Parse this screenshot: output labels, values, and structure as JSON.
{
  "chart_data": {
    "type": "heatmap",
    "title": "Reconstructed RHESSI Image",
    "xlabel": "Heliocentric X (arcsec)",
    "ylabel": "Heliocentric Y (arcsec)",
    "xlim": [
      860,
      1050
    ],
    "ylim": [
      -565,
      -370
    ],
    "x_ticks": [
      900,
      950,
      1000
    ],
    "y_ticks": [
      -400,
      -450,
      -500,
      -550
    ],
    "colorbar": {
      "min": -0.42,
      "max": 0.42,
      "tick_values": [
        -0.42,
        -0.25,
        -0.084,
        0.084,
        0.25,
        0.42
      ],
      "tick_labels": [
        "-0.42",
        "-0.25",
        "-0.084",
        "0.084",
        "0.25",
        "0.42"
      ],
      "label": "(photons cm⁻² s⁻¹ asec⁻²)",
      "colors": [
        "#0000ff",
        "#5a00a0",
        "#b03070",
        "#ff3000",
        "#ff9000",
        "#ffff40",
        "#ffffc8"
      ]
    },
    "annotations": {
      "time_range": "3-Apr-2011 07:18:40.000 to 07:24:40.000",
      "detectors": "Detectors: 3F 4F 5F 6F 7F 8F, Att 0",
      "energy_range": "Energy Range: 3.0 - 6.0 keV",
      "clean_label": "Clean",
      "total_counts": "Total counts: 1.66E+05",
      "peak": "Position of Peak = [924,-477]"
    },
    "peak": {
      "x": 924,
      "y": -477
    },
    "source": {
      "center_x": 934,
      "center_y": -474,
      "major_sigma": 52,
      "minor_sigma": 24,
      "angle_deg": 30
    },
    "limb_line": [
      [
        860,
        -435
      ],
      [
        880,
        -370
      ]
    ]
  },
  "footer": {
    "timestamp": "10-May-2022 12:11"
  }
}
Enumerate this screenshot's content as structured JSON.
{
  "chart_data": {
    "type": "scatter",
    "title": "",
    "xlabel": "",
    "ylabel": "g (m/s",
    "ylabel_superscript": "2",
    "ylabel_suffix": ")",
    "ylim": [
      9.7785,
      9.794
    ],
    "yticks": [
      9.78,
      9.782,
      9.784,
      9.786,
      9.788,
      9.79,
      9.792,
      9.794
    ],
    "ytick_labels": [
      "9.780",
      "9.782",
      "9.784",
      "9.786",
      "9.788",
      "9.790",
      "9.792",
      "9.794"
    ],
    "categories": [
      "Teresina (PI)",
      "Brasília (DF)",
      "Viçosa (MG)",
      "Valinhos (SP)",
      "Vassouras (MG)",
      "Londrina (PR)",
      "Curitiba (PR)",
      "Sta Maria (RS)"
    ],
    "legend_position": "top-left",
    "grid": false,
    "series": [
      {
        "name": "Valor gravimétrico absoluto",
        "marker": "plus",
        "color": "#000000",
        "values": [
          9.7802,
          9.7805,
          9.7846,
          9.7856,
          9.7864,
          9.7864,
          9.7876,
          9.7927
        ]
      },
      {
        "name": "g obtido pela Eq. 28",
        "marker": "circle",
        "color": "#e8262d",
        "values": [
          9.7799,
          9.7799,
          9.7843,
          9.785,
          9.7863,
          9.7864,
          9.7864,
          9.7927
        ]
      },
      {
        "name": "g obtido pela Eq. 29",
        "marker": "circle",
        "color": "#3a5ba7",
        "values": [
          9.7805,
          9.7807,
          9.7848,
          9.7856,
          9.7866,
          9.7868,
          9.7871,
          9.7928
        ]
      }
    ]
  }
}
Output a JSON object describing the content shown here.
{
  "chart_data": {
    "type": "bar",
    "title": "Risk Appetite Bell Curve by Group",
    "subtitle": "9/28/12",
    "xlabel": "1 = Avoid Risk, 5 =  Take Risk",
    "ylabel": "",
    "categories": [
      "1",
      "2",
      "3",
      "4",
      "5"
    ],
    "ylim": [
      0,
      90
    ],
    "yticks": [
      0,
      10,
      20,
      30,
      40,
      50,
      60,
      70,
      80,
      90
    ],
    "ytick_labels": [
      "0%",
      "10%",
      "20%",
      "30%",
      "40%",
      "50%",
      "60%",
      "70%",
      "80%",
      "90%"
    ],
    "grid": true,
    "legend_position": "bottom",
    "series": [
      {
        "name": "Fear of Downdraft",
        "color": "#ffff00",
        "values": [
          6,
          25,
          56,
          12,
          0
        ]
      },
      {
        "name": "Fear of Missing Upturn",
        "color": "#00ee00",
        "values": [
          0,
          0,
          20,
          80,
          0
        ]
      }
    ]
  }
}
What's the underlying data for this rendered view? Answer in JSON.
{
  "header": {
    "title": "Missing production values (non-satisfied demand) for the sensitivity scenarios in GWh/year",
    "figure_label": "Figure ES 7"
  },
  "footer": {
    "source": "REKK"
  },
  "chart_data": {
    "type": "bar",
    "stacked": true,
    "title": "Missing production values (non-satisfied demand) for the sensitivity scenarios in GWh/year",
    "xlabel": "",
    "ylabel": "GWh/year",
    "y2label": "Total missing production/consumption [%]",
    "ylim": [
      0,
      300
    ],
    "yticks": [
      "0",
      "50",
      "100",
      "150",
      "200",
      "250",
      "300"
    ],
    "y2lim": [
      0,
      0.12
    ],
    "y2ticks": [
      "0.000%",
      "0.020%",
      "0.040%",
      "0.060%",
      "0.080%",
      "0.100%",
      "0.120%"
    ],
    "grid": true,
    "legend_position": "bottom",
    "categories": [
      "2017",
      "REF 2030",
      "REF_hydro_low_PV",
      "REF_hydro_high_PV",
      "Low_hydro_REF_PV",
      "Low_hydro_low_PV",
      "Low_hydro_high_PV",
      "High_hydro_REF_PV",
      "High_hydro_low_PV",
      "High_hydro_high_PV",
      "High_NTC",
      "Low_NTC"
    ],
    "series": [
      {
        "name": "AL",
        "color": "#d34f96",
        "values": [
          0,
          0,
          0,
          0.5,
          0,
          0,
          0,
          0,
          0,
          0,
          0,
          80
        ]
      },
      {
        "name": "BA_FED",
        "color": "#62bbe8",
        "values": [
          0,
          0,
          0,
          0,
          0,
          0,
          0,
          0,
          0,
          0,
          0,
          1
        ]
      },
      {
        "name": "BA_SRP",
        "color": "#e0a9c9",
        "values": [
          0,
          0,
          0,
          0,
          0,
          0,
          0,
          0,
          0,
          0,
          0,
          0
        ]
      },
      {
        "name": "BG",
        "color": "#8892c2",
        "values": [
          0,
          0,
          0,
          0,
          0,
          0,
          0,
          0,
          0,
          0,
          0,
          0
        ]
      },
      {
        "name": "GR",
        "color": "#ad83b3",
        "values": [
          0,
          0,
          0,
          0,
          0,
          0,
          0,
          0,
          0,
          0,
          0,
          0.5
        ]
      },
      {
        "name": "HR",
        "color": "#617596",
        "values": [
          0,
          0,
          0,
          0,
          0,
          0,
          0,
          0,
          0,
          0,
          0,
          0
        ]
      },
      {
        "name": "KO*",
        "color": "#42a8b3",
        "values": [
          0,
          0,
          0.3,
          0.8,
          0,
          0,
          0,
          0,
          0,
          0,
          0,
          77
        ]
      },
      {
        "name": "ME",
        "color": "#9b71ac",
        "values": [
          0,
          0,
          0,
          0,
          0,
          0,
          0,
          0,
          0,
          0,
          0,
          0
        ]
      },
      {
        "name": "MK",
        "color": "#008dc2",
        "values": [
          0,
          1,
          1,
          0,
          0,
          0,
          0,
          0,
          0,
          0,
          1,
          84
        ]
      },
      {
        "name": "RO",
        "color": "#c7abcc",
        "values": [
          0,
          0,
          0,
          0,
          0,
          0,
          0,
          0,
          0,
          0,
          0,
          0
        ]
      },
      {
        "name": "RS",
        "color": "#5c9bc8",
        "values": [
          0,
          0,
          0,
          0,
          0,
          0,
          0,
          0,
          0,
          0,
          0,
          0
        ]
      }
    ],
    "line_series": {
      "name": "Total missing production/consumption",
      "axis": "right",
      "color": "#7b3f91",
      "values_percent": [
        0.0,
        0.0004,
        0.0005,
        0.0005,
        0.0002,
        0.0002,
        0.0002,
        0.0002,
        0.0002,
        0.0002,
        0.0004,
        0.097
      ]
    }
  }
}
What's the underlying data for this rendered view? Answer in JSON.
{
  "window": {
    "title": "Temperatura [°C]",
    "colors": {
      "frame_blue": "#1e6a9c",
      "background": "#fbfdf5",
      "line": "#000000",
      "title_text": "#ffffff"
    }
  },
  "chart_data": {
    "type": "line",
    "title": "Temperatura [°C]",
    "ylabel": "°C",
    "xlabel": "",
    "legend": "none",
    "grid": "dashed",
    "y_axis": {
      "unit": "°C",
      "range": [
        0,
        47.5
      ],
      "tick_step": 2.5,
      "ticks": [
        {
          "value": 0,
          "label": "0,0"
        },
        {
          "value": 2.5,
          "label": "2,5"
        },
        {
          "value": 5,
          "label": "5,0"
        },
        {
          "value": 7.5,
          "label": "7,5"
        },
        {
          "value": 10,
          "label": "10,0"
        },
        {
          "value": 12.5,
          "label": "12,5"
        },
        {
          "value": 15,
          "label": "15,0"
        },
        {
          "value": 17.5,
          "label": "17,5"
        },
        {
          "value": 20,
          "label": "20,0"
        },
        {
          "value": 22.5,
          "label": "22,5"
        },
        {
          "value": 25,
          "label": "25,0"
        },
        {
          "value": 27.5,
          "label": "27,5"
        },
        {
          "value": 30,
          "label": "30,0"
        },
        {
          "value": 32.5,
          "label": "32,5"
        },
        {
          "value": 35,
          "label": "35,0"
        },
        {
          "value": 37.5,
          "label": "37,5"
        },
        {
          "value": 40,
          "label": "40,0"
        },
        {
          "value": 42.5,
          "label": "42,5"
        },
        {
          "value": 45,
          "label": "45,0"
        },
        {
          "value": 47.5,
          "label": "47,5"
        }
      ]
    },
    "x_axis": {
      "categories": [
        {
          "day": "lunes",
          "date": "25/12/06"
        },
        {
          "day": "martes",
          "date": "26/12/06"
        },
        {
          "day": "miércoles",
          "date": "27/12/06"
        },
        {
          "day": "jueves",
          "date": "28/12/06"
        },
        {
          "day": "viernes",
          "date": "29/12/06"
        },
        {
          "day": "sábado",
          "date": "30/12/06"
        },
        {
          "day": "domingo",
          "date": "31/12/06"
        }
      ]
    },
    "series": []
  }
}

.....

## [Written request]
List the lines of the material in which the word "Fear" occurs.

## [The solution]
        "name": "Fear of Downdraft",
        "name": "Fear of Missing Upturn",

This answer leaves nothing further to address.